- **Trecho da página**
Não apenas pela trilha com hits como De repente, Califórnia, mas porque Calmon foi trabalhar na Globo. Então, a cada lançamento de coisas como a série Armação Ilimitada (1985) ou novelas como Top Model (1989) e Vamp (1991) a imprensa não se furtava de relembrar suas origens no “cinema para jovens”.

Bem, assistir Menino do Rio hoje é uma experiência dolorosamente longa, mas com muito humor involuntário também. Não dá pra dizer que o filme envelheceu mal, porque acho que aquilo ali sempre foi “o jovem idealizado por gente velha”.
Começa por um logo animado todo neon ao som de rápidos sintetizadores. “Oba, o melhor estilo Xanadu”. Bobagem! Seguem-se longos minutos de silêncio.

Aí vem outro engano: “Olha, A Malu Mader bem mocinha!”. Na verdade é o músico e ator Ricardo Graça Mello (filho da Marília Pêra) fazendo papel de menor abandonado. 
Ele passará as próximas horas (sim, o filme parece que dura umas 8 horas!!!) com um violãozinho te fazendo querer realmente fugir pra Califórnia!
Eita, Serginho Mallandro era bem gatinho, não? Aí ele começa com “ié para mim, ié pra você”...  Exatamente como tem feito nos últimos 40 anos.
O galã, o menino do Rio, é o André de Biasi. Antes que você me pergunte se tá vivo, ele tá no canal do Bispo fazendo novela, até onde sei.
A mocinha é Patrícia, interpretada pela Claudia Magno que anda sempre acompanhada da Nina de Pádua. Já já volto a falar sobre elas!
 Os pais de Patrícia são riquíssimos sim senhor! Tomam Balantines 12 anos, discutem a vida amorosa da filha enquanto olham pro baralho diante de dois figurantes estáticos.
Rico de cinema nacional dos anos 80 você conhece, né? Casa de campo com samambaia na varanda, piscina de azulejo e decoração estilo colonial.
A mãe, aliás, é a sempre maravilhosa Jacqueline Laurence emprestando a costumeira classe a tudo isso. A presença de Laurence nunca é pouca coisa. parabéns já ao filme.

Voltando às duas garotas, depois de um passeio onde conhecem o galã chegam em casa onde os pais olham pro baralho. Eles não jogam, ficam olhando apenas pras cartas nas mãos.
Patricia/Claudia Magno ordena (sim, ordena!) que Nina sirva-lhe um whisky e prontamente é atendida. Nada do Balantines 12 anos, mas J&B, aquele da garrafa verde e rotulo amarelo.

Acabou o filme e não entendi direito quem é a Nina de Pádua na fila do pão. Ela não tem absolutamente função nenhuma além de adular Patrícia. É tipo uma mucama? 

Mas é um filme para jovens e há alguns outros no elenco. Evandro Mesquita da Gaita Infinita e Cissa Guimarães (tão linda, linda) são um casal e, mesmo se eu quisesse, não há mais muito a falar sobre eles.

- **Seção de dados**
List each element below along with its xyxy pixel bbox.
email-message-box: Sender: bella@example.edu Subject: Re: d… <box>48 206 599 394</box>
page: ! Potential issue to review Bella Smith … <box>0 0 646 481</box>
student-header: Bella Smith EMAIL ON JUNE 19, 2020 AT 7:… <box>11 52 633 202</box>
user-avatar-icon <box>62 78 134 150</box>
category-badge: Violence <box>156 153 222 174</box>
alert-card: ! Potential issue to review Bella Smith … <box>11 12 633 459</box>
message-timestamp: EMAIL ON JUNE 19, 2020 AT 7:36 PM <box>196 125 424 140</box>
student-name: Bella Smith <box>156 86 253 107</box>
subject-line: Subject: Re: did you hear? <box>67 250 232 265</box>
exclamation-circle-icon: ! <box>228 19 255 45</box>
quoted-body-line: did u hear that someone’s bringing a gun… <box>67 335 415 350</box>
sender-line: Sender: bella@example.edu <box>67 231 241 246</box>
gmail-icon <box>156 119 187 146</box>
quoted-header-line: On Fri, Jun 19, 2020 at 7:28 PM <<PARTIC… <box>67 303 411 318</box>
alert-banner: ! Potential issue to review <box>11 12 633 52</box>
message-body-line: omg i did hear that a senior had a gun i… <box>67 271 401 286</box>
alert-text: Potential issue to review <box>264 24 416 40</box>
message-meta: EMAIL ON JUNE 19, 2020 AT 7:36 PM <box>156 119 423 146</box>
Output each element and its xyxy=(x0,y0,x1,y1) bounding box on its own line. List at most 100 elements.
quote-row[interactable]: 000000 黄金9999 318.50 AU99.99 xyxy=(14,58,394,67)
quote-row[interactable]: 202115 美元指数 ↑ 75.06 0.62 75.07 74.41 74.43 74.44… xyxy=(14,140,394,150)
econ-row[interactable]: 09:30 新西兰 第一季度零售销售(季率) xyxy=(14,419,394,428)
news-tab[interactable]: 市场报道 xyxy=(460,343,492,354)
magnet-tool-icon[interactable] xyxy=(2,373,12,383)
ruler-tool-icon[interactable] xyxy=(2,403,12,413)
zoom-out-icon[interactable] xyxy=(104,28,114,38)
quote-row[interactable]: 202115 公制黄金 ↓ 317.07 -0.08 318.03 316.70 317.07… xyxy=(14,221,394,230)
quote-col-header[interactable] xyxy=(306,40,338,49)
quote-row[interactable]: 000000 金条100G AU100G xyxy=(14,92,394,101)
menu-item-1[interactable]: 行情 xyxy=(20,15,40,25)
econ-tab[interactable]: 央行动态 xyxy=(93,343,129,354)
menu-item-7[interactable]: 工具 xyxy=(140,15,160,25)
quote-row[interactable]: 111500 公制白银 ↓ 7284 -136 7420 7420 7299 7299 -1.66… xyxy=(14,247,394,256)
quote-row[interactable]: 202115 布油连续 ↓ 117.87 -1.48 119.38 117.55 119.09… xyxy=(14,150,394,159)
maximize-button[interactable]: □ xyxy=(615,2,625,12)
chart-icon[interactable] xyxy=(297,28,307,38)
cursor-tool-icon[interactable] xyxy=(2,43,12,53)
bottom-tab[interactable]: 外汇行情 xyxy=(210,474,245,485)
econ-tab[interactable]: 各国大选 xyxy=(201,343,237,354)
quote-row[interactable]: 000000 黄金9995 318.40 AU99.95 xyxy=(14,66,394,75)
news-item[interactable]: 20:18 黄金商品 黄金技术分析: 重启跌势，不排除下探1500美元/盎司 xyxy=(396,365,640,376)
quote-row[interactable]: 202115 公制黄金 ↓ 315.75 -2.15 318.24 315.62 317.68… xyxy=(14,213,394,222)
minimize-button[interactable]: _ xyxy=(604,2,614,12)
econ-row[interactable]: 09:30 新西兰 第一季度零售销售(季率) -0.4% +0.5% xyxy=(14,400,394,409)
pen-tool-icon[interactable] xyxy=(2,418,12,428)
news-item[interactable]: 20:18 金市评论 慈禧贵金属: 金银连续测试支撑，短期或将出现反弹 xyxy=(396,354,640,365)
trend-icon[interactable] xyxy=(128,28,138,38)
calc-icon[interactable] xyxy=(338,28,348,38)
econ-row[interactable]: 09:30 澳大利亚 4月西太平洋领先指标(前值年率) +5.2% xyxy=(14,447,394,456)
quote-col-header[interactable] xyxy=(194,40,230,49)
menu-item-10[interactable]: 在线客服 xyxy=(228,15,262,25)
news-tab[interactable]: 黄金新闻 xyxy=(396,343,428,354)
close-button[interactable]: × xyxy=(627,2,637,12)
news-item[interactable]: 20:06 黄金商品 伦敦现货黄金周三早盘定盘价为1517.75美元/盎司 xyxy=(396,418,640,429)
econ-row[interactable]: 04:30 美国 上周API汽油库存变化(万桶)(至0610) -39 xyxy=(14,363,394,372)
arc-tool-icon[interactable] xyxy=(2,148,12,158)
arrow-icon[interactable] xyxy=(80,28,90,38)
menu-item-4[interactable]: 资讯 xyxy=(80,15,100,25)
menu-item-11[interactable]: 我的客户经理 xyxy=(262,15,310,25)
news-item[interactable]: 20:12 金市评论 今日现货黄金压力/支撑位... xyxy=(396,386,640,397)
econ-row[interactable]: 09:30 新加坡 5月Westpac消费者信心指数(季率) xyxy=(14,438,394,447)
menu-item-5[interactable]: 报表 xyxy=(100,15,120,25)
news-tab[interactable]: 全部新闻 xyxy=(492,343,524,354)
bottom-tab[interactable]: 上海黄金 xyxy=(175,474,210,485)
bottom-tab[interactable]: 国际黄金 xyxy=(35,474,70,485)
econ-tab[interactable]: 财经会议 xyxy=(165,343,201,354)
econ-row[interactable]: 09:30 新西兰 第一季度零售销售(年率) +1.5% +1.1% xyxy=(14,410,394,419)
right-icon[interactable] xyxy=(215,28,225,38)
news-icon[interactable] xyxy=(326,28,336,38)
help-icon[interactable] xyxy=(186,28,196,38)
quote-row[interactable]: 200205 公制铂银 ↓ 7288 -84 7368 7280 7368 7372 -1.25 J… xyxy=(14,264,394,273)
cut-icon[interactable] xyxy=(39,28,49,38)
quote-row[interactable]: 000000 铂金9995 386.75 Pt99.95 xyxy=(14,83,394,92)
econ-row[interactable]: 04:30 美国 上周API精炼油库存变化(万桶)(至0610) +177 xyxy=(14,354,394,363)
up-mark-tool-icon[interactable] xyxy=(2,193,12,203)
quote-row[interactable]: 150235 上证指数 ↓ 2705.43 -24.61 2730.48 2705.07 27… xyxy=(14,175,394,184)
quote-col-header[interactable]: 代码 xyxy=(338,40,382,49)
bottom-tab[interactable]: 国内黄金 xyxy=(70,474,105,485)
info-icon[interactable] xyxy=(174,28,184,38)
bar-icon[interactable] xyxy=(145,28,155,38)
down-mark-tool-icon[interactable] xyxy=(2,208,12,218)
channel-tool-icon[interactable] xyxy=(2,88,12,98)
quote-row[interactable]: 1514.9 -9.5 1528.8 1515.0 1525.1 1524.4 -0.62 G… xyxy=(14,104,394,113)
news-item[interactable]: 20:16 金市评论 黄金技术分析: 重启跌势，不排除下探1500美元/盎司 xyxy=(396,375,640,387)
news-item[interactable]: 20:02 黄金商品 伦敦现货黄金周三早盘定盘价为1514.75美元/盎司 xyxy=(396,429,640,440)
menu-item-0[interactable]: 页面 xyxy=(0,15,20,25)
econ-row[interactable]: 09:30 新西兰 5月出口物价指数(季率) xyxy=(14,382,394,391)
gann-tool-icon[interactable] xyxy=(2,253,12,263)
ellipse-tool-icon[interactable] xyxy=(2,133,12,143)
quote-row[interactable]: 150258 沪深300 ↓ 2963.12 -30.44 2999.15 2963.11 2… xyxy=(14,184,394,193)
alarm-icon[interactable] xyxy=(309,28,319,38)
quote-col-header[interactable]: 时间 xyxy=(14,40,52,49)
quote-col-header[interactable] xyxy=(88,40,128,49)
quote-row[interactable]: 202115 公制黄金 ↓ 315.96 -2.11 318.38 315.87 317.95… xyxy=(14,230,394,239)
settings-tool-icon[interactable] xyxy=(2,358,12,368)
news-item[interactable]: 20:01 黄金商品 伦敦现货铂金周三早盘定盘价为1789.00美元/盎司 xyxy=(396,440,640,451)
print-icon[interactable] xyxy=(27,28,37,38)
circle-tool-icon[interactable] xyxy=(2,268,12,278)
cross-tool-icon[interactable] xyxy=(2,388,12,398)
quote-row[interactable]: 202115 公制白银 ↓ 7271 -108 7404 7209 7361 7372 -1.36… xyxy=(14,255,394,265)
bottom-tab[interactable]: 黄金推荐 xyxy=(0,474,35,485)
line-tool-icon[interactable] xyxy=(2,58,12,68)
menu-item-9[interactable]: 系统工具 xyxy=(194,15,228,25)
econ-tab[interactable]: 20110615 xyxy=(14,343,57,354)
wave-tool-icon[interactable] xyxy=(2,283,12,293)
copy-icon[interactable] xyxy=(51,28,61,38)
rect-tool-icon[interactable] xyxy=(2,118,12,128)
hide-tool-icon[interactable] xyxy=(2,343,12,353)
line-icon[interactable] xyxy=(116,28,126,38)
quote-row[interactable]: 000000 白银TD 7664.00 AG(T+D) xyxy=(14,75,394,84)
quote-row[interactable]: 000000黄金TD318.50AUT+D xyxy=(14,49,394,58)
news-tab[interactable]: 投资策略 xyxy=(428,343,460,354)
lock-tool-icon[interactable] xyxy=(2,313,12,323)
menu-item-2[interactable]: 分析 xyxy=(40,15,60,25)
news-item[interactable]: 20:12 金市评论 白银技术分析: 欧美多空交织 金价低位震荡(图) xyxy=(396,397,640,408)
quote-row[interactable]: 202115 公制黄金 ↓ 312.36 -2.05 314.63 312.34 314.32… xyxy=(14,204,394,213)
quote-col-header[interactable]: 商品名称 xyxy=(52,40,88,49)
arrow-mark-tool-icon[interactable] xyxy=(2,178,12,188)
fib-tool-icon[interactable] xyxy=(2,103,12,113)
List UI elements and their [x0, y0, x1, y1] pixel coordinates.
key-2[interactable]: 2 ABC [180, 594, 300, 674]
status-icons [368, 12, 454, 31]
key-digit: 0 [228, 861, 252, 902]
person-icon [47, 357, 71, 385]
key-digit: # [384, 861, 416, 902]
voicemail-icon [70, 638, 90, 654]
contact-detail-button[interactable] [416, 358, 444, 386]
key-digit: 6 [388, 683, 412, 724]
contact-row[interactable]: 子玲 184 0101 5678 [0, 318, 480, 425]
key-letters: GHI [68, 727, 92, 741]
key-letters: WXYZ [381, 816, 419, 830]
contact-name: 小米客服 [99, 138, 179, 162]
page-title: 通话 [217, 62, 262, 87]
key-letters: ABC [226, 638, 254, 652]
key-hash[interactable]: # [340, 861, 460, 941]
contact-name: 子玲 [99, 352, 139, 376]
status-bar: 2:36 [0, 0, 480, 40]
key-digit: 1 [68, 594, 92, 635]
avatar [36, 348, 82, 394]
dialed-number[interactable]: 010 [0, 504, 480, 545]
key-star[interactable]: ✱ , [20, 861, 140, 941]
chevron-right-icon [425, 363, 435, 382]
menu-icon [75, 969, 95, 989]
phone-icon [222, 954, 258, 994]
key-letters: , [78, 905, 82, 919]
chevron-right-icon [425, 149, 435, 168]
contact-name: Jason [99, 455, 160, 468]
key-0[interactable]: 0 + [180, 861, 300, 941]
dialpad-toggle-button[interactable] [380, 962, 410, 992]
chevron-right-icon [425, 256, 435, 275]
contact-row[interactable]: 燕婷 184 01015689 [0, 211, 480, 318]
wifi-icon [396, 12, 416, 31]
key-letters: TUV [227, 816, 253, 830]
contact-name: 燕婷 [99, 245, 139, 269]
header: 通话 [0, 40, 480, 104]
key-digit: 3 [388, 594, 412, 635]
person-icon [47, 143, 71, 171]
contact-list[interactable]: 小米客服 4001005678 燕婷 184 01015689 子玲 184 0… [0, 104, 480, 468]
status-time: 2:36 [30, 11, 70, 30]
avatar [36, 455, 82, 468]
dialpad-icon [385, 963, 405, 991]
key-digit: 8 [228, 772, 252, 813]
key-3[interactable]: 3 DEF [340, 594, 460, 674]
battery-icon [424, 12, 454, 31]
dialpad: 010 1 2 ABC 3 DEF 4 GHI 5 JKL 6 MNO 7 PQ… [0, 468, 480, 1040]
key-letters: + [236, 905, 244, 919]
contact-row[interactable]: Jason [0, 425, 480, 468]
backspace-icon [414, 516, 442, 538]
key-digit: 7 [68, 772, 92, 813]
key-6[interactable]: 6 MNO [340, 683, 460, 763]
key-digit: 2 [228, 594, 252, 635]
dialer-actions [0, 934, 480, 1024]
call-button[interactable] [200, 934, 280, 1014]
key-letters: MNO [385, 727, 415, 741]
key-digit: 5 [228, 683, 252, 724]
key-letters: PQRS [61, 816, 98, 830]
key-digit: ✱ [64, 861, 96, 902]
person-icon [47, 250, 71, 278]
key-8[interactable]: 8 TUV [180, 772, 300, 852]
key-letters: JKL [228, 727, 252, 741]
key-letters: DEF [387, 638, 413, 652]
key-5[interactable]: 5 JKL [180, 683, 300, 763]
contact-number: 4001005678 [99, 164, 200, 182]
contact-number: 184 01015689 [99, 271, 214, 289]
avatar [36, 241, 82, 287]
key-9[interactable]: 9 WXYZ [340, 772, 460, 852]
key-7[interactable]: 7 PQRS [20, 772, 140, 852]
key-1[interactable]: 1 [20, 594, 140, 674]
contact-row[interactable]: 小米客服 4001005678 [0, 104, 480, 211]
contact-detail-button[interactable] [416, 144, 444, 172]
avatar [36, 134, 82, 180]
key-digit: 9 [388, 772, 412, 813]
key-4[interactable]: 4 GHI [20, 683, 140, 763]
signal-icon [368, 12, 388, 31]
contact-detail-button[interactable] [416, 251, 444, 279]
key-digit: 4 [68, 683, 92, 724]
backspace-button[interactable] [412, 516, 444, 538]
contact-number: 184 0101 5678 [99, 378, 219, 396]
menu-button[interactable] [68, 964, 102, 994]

- **Tarefas a realizar**
1: Indique se cada afirmação abaixo está de acordo com o trecho, respondendo sim ou não e citando literalmente as palavras do trecho que decidem a questão: (a) o filme abre com um logo animado acompanhado de sintetizadores; (b) o whisky que Nina serve a Patrícia é o Balantines 12 anos; (c) os pais de Patrícia jogam cartas enquanto as moças chegam em casa.
2: Reescreva a parte do trecho de "Começa por um" a "de menor abandonado.", trocando "sintetizadores" por "teclados".
Baseie-se exclusivamente no trecho para responder.

- **Respostas do exercício**
1:
(a) Sim: "Começa por um logo animado todo neon ao som de rápidos sintetizadores."
(b) Não: "Nada do Balantines 12 anos, mas J&B, aquele da garrafa verde e rotulo amarelo."
(c) Não: "Eles não jogam, ficam olhando apenas pras cartas nas mãos."

2:
Começa por um logo animado todo neon ao som de rápidos teclados. “Oba, o melhor estilo Xanadu”. Bobagem! Seguem-se longos minutos de silêncio.

Aí vem outro engano: “Olha, A Malu Mader bem mocinha!”. Na verdade é o músico e ator Ricardo Graça Mello (filho da Marília Pêra) fazendo papel de menor abandonado.